In the data below, find each line containing the string "Crime" and return it.

● ● ●

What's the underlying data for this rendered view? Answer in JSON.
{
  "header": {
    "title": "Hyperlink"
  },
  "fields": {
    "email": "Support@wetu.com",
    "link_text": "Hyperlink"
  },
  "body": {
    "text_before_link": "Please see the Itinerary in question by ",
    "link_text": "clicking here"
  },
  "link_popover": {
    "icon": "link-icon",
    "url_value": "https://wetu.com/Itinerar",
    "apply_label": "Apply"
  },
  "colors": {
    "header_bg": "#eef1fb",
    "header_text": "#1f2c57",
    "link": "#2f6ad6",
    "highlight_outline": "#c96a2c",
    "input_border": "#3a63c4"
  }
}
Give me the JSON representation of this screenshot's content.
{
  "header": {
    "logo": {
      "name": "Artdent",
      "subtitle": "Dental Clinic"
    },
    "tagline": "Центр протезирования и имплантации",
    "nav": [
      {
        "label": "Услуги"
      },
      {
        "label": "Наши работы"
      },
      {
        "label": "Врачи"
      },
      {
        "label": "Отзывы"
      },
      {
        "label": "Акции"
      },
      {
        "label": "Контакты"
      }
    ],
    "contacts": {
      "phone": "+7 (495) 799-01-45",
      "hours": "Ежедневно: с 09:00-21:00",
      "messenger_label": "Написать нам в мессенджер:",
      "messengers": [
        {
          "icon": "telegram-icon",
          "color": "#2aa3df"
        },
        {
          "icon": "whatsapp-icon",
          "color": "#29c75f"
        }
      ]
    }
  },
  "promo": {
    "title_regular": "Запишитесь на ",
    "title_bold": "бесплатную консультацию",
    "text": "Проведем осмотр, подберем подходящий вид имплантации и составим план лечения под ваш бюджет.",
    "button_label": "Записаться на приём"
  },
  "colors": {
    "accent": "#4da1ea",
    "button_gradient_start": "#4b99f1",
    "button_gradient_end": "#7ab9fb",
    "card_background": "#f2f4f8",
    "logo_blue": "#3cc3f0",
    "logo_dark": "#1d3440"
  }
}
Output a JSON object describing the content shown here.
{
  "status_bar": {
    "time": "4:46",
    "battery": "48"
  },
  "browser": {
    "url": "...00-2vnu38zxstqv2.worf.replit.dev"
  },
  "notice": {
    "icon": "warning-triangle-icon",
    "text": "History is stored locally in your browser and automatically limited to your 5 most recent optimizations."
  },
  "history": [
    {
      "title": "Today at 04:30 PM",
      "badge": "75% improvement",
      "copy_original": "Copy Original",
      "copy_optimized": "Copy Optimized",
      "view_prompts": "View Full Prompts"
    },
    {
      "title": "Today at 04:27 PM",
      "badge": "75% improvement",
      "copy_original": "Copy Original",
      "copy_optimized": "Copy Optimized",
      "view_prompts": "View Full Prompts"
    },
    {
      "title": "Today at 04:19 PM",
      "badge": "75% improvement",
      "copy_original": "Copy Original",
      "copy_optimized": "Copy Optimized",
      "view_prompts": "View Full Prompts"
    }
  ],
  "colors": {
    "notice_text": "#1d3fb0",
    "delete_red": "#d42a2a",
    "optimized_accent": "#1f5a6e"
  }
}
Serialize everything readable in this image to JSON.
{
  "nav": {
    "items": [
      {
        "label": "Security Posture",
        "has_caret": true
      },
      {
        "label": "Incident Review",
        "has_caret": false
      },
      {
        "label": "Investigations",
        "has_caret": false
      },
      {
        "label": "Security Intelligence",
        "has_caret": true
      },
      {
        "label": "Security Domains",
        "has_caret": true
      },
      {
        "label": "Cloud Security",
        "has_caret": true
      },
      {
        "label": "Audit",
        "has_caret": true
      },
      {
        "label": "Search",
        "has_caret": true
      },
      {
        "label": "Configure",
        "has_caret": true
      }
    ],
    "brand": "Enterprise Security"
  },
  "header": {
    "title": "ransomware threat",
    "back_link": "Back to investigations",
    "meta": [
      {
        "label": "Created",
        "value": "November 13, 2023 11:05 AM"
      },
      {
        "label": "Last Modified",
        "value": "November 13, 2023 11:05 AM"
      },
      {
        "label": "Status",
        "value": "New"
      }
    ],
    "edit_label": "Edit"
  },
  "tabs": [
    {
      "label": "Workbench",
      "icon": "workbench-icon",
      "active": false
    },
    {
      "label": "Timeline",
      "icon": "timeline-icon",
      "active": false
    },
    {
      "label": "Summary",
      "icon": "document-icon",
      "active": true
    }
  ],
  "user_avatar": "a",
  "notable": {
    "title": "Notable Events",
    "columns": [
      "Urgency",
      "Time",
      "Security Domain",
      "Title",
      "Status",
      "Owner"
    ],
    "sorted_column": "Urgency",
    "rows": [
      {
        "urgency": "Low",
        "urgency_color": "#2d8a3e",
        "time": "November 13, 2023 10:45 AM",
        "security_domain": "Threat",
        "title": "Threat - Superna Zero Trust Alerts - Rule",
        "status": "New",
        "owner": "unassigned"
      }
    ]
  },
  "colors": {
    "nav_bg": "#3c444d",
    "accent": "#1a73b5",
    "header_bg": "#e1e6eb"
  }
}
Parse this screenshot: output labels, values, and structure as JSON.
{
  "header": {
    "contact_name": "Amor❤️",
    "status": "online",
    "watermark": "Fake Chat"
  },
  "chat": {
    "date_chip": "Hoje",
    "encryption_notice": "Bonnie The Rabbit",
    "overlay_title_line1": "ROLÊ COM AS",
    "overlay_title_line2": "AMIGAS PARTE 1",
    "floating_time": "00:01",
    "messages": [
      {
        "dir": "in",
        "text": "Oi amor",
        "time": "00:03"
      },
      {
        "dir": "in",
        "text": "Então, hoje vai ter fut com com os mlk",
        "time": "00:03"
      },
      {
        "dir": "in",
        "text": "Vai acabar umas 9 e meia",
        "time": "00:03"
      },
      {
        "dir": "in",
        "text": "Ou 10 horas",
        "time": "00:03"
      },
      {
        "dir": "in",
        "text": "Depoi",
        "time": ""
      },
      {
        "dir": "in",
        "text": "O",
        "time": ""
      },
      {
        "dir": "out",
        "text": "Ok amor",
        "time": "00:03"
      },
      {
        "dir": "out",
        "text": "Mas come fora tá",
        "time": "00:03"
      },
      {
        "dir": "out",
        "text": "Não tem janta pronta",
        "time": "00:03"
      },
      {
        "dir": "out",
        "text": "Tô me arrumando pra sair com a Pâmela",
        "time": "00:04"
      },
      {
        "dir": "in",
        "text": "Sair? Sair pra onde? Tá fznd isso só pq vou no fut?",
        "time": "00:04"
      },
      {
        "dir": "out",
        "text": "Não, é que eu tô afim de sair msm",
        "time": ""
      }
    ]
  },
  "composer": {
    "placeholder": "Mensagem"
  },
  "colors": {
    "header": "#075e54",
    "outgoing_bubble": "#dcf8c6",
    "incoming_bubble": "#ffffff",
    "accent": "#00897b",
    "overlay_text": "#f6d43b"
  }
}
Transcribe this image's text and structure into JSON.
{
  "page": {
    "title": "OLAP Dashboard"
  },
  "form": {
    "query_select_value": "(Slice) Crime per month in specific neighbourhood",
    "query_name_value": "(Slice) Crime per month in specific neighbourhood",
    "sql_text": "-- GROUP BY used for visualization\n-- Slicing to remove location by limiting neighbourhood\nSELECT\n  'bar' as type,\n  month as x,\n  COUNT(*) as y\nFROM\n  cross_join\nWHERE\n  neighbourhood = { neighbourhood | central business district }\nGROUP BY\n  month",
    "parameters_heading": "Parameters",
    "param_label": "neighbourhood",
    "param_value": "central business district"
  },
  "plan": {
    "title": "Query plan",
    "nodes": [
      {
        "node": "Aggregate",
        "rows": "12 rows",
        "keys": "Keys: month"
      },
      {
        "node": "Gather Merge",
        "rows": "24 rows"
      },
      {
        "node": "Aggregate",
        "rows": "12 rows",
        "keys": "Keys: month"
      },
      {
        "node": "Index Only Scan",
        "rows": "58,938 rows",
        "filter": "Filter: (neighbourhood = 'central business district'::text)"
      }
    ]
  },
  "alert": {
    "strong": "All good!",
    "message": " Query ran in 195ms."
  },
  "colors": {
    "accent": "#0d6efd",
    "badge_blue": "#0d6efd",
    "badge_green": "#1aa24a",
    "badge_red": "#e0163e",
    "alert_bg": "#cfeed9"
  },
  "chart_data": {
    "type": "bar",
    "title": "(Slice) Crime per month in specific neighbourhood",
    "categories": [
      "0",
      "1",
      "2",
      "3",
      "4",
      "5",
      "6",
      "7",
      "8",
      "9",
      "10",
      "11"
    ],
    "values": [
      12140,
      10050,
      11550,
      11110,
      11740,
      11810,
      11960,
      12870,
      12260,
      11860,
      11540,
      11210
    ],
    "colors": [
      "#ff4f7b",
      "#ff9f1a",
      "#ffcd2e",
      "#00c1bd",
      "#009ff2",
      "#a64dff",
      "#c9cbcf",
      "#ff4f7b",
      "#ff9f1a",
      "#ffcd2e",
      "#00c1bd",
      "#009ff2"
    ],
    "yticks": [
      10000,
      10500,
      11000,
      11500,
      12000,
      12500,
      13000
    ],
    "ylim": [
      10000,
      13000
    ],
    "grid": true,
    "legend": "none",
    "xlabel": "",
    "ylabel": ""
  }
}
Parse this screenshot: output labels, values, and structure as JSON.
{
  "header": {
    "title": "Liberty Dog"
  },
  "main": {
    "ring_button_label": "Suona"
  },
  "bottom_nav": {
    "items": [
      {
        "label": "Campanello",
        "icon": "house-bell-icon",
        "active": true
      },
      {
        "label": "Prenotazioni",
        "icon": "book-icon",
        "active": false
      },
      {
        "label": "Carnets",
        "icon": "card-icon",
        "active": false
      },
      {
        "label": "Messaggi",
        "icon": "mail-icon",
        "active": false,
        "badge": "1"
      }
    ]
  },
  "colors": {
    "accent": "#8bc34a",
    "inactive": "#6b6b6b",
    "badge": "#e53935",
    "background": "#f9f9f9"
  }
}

● ● ●

◆ **FINAL ANSWER**:
    "query_select_value": "(Slice) Crime per month in specific neighbourhood",
    "query_name_value": "(Slice) Crime per month in specific neighbourhood",
    "title": "(Slice) Crime per month in specific neighbourhood",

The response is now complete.